Scan the data below. Pull out each line where "cities" occurs.

:: Source records

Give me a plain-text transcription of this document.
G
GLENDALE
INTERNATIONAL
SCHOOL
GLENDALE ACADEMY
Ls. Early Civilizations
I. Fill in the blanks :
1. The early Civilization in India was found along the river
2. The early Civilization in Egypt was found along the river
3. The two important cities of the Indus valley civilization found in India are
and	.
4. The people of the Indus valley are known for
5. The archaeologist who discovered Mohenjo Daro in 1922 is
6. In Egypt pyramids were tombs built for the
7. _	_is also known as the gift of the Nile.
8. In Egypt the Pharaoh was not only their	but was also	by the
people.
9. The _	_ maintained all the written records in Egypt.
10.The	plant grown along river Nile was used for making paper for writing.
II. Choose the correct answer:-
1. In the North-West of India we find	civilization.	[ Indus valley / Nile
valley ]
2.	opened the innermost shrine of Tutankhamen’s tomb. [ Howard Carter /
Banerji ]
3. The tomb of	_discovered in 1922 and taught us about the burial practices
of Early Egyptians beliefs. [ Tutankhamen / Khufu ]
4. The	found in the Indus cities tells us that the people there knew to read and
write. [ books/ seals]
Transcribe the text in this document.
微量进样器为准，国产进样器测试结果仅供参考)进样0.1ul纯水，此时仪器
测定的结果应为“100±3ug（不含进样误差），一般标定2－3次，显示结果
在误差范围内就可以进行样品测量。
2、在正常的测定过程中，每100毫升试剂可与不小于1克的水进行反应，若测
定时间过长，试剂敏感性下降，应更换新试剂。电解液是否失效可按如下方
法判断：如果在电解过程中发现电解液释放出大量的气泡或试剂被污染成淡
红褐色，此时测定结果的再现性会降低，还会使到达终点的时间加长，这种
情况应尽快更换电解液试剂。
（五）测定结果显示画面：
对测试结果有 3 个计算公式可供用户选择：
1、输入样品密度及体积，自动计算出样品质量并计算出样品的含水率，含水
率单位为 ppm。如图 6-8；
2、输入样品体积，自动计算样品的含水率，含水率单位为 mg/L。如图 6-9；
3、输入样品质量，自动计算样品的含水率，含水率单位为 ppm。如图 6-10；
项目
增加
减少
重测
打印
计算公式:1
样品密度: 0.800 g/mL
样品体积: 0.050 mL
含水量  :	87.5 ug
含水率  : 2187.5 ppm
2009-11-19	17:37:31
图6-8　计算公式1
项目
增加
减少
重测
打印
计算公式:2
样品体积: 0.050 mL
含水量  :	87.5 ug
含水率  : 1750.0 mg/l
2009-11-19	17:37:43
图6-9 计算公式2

::::

--- Full response ---
3. The two important cities of the Indus valley civilization found in India are
4. The	found in the Indus cities tells us that the people there knew to read and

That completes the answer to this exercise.